(Dataset entries)
"""
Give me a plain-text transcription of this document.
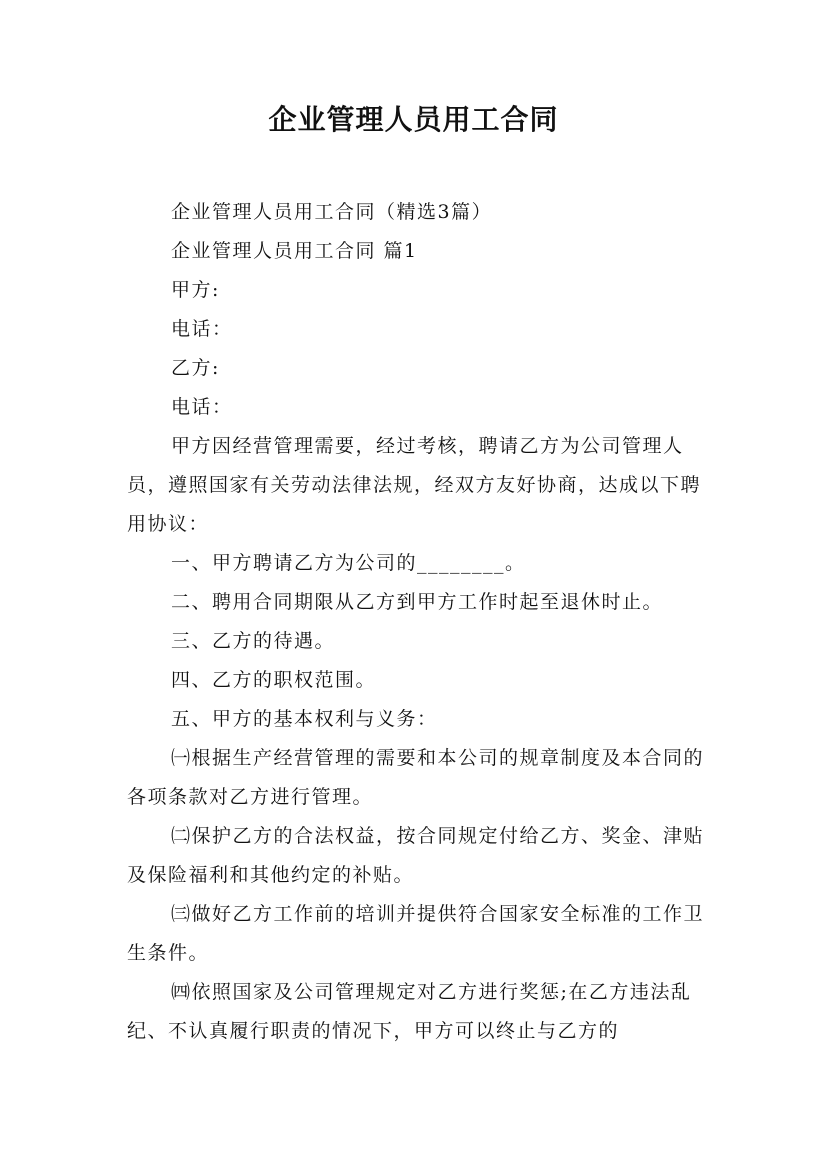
企业管理人员用工合同

企业管理人员用工合同（精选3篇）

企业管理人员用工合同 篇1

甲方:

电话：

乙方:

电话：

甲方因经营管理需要，经过考核，聘请乙方为公司管理人员，遵照国家有关劳动法律法规，经双方友好协商，达成以下聘用协议：

一、甲方聘请乙方为公司的________。

二、聘用合同期限从乙方到甲方工作时起至退休时止。

三、乙方的待遇。

四、乙方的职权范围。

五、甲方的基本权利与义务：

㈠根据生产经营管理的需要和本公司的规章制度及本合同的各项条款对乙方进行管理。

㈡保护乙方的合法权益，按合同规定付给乙方、奖金、津贴及保险福利和其他约定的补贴。

㈢做好乙方工作前的培训并提供符合国家安全标准的工作卫生条件。

㈣依照国家及公司管理规定对乙方进行奖惩;在乙方违法乱纪、不认真履行职责的情况下，甲方可以终止与乙方的
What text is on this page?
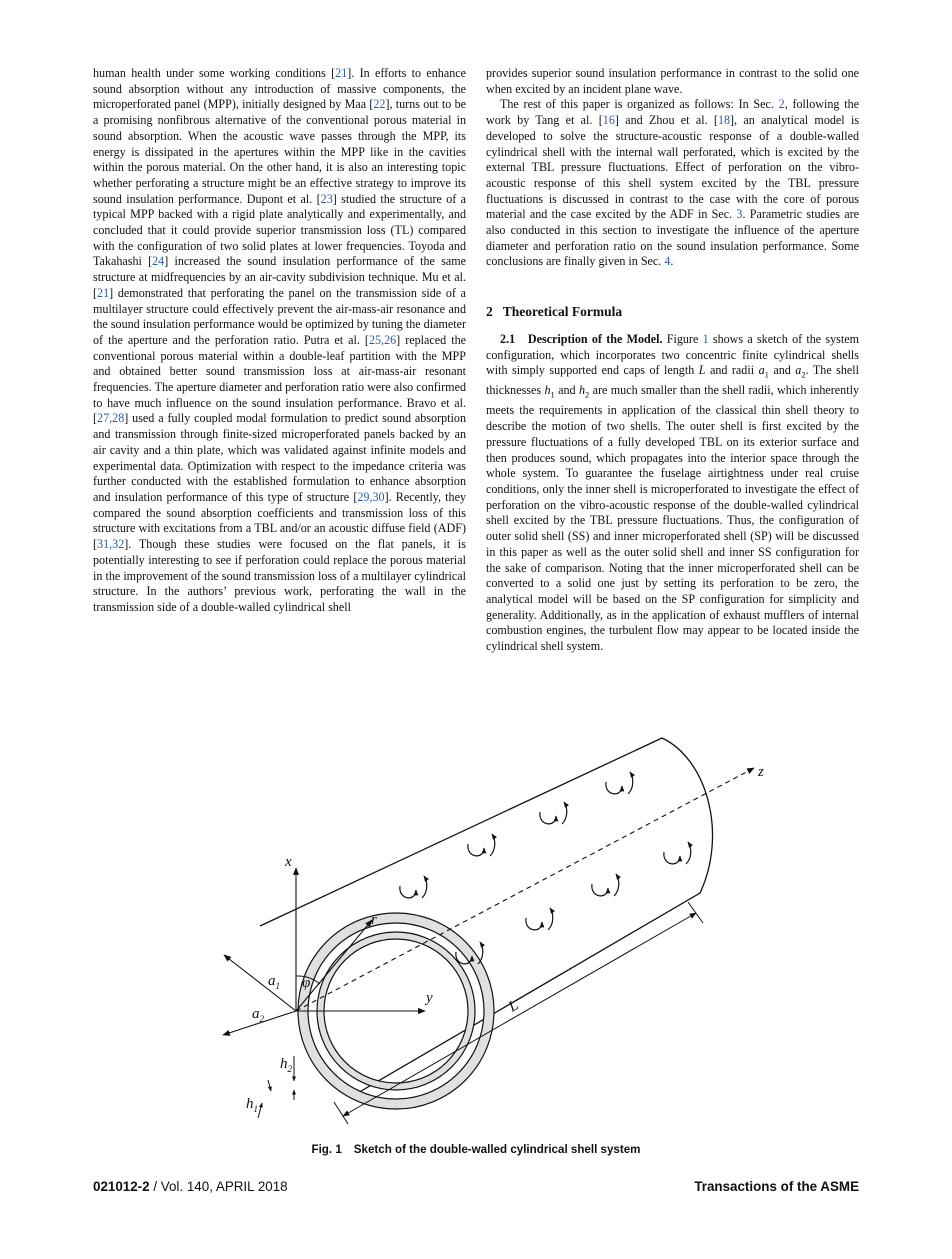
human health under some working conditions [21]. In efforts to enhance sound absorption without any introduction of massive components, the microperforated panel (MPP), initially designed by Maa [22], turns out to be a promising nonfibrous alternative of the conventional porous material in sound absorption. When the acoustic wave passes through the MPP, its energy is dissipated in the apertures within the MPP like in the cavities within the porous material. On the other hand, it is also an interesting topic whether perforating a structure might be an effective strategy to improve its sound insulation performance. Dupont et al. [23] studied the structure of a typical MPP backed with a rigid plate analytically and experimentally, and concluded that it could provide superior transmission loss (TL) compared with the configuration of two solid plates at lower frequencies. Toyoda and Takahashi [24] increased the sound insulation performance of the same structure at midfrequencies by an air-cavity subdivision technique. Mu et al. [21] demonstrated that perforating the panel on the transmission side of a multilayer structure could effectively prevent the air-mass-air resonance and the sound insulation performance would be optimized by tuning the diameter of the aperture and the perforation ratio. Putra et al. [25,26] replaced the conventional porous material within a double-leaf partition with the MPP and obtained better sound transmission loss at air-mass-air resonant frequencies. The aperture diameter and perforation ratio were also confirmed to have much influence on the sound insulation performance. Bravo et al. [27,28] used a fully coupled modal formulation to predict sound absorption and transmission through finite-sized microperforated panels backed by an air cavity and a thin plate, which was validated against infinite models and experimental data. Optimization with respect to the impedance criteria was further conducted with the established formulation to enhance absorption and insulation performance of this type of structure [29,30]. Recently, they compared the sound absorption coefficients and transmission loss of this structure with excitations from a TBL and/or an acoustic diffuse field (ADF) [31,32]. Though these studies were focused on the flat panels, it is potentially interesting to see if perforation could replace the porous material in the improvement of the sound transmission loss of a multilayer cylindrical structure. In the authors’ previous work, perforating the wall in the transmission side of a double-walled cylindrical shell

provides superior sound insulation performance in contrast to the solid one when excited by an incident plane wave.

The rest of this paper is organized as follows: In Sec. 2, following the work by Tang et al. [16] and Zhou et al. [18], an analytical model is developed to solve the structure-acoustic response of a double-walled cylindrical shell with the internal wall perforated, which is excited by the external TBL pressure fluctuations. Effect of perforation on the vibro-acoustic response of this shell system excited by the TBL pressure fluctuations is discussed in contrast to the case with the core of porous material and the case excited by the ADF in Sec. 3. Parametric studies are also conducted in this section to investigate the influence of the aperture diameter and perforation ratio on the sound insulation performance. Some conclusions are finally given in Sec. 4.

2 Theoretical Formula

2.1 Description of the Model. Figure 1 shows a sketch of the system configuration, which incorporates two concentric finite cylindrical shells with simply supported end caps of length L and radii $a_1$ and $a_2$. The shell thicknesses $h_1$ and $h_2$ are much smaller than the shell radii, which inherently meets the requirements in application of the classical thin shell theory to describe the motion of two shells. The outer shell is first excited by the pressure fluctuations of a fully developed TBL on its exterior surface and then produces sound, which propagates into the interior space through the whole system. To guarantee the fuselage airtightness under real cruise conditions, only the inner shell is microperforated to investigate the effect of perforation on the vibro-acoustic response of the double-walled cylindrical shell excited by the TBL pressure fluctuations. Thus, the configuration of outer solid shell (SS) and inner microperforated shell (SP) will be discussed in this paper as well as the outer solid shell and inner SS configuration for the sake of comparison. Noting that the inner microperforated shell can be converted to a solid one just by setting its perforation to be zero, the analytical model will be based on the SP configuration for simplicity and generality. Additionally, as in the application of exhaust mufflers of internal combustion engines, the turbulent flow may appear to be located inside the cylindrical shell system.

x
y
z
r
φ
$a_1$
$a_2$
$h_2$
$h_1$
L
Fig. 1 Sketch of the double-walled cylindrical shell system
021012-2 / Vol. 140, APRIL 2018	Transactions of the ASME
"""
AIM OF THE TASK: Working from the material above, transcribe it exactly while omitting pictures.

COMPLETED EXERCISE:
Give me a plain-text transcription of this document.
企业管理人员用工合同

企业管理人员用工合同（精选3篇）

企业管理人员用工合同 篇1

甲方:

电话：

乙方:

电话：

甲方因经营管理需要，经过考核，聘请乙方为公司管理人员，遵照国家有关劳动法律法规，经双方友好协商，达成以下聘用协议：

一、甲方聘请乙方为公司的________。

二、聘用合同期限从乙方到甲方工作时起至退休时止。

三、乙方的待遇。

四、乙方的职权范围。

五、甲方的基本权利与义务：

㈠根据生产经营管理的需要和本公司的规章制度及本合同的各项条款对乙方进行管理。

㈡保护乙方的合法权益，按合同规定付给乙方、奖金、津贴及保险福利和其他约定的补贴。

㈢做好乙方工作前的培训并提供符合国家安全标准的工作卫生条件。

㈣依照国家及公司管理规定对乙方进行奖惩;在乙方违法乱纪、不认真履行职责的情况下，甲方可以终止与乙方的
What text is on this page?
human health under some working conditions [21]. In efforts to enhance sound absorption without any introduction of massive components, the microperforated panel (MPP), initially designed by Maa [22], turns out to be a promising nonfibrous alternative of the conventional porous material in sound absorption. When the acoustic wave passes through the MPP, its energy is dissipated in the apertures within the MPP like in the cavities within the porous material. On the other hand, it is also an interesting topic whether perforating a structure might be an effective strategy to improve its sound insulation performance. Dupont et al. [23] studied the structure of a typical MPP backed with a rigid plate analytically and experimentally, and concluded that it could provide superior transmission loss (TL) compared with the configuration of two solid plates at lower frequencies. Toyoda and Takahashi [24] increased the sound insulation performance of the same structure at midfrequencies by an air-cavity subdivision technique. Mu et al. [21] demonstrated that perforating the panel on the transmission side of a multilayer structure could effectively prevent the air-mass-air resonance and the sound insulation performance would be optimized by tuning the diameter of the aperture and the perforation ratio. Putra et al. [25,26] replaced the conventional porous material within a double-leaf partition with the MPP and obtained better sound transmission loss at air-mass-air resonant frequencies. The aperture diameter and perforation ratio were also confirmed to have much influence on the sound insulation performance. Bravo et al. [27,28] used a fully coupled modal formulation to predict sound absorption and transmission through finite-sized microperforated panels backed by an air cavity and a thin plate, which was validated against infinite models and experimental data. Optimization with respect to the impedance criteria was further conducted with the established formulation to enhance absorption and insulation performance of this type of structure [29,30]. Recently, they compared the sound absorption coefficients and transmission loss of this structure with excitations from a TBL and/or an acoustic diffuse field (ADF) [31,32]. Though these studies were focused on the flat panels, it is potentially interesting to see if perforation could replace the porous material in the improvement of the sound transmission loss of a multilayer cylindrical structure. In the authors’ previous work, perforating the wall in the transmission side of a double-walled cylindrical shell

provides superior sound insulation performance in contrast to the solid one when excited by an incident plane wave.

The rest of this paper is organized as follows: In Sec. 2, following the work by Tang et al. [16] and Zhou et al. [18], an analytical model is developed to solve the structure-acoustic response of a double-walled cylindrical shell with the internal wall perforated, which is excited by the external TBL pressure fluctuations. Effect of perforation on the vibro-acoustic response of this shell system excited by the TBL pressure fluctuations is discussed in contrast to the case with the core of porous material and the case excited by the ADF in Sec. 3. Parametric studies are also conducted in this section to investigate the influence of the aperture diameter and perforation ratio on the sound insulation performance. Some conclusions are finally given in Sec. 4.

2 Theoretical Formula

2.1 Description of the Model. Figure 1 shows a sketch of the system configuration, which incorporates two concentric finite cylindrical shells with simply supported end caps of length L and radii $a_1$ and $a_2$. The shell thicknesses $h_1$ and $h_2$ are much smaller than the shell radii, which inherently meets the requirements in application of the classical thin shell theory to describe the motion of two shells. The outer shell is first excited by the pressure fluctuations of a fully developed TBL on its exterior surface and then produces sound, which propagates into the interior space through the whole system. To guarantee the fuselage airtightness under real cruise conditions, only the inner shell is microperforated to investigate the effect of perforation on the vibro-acoustic response of the double-walled cylindrical shell excited by the TBL pressure fluctuations. Thus, the configuration of outer solid shell (SS) and inner microperforated shell (SP) will be discussed in this paper as well as the outer solid shell and inner SS configuration for the sake of comparison. Noting that the inner microperforated shell can be converted to a solid one just by setting its perforation to be zero, the analytical model will be based on the SP configuration for simplicity and generality. Additionally, as in the application of exhaust mufflers of internal combustion engines, the turbulent flow may appear to be located inside the cylindrical shell system.

x
y
z
r
φ
$a_1$
$a_2$
$h_2$
$h_1$
L
Fig. 1 Sketch of the double-walled cylindrical shell system
021012-2 / Vol. 140, APRIL 2018	Transactions of the ASME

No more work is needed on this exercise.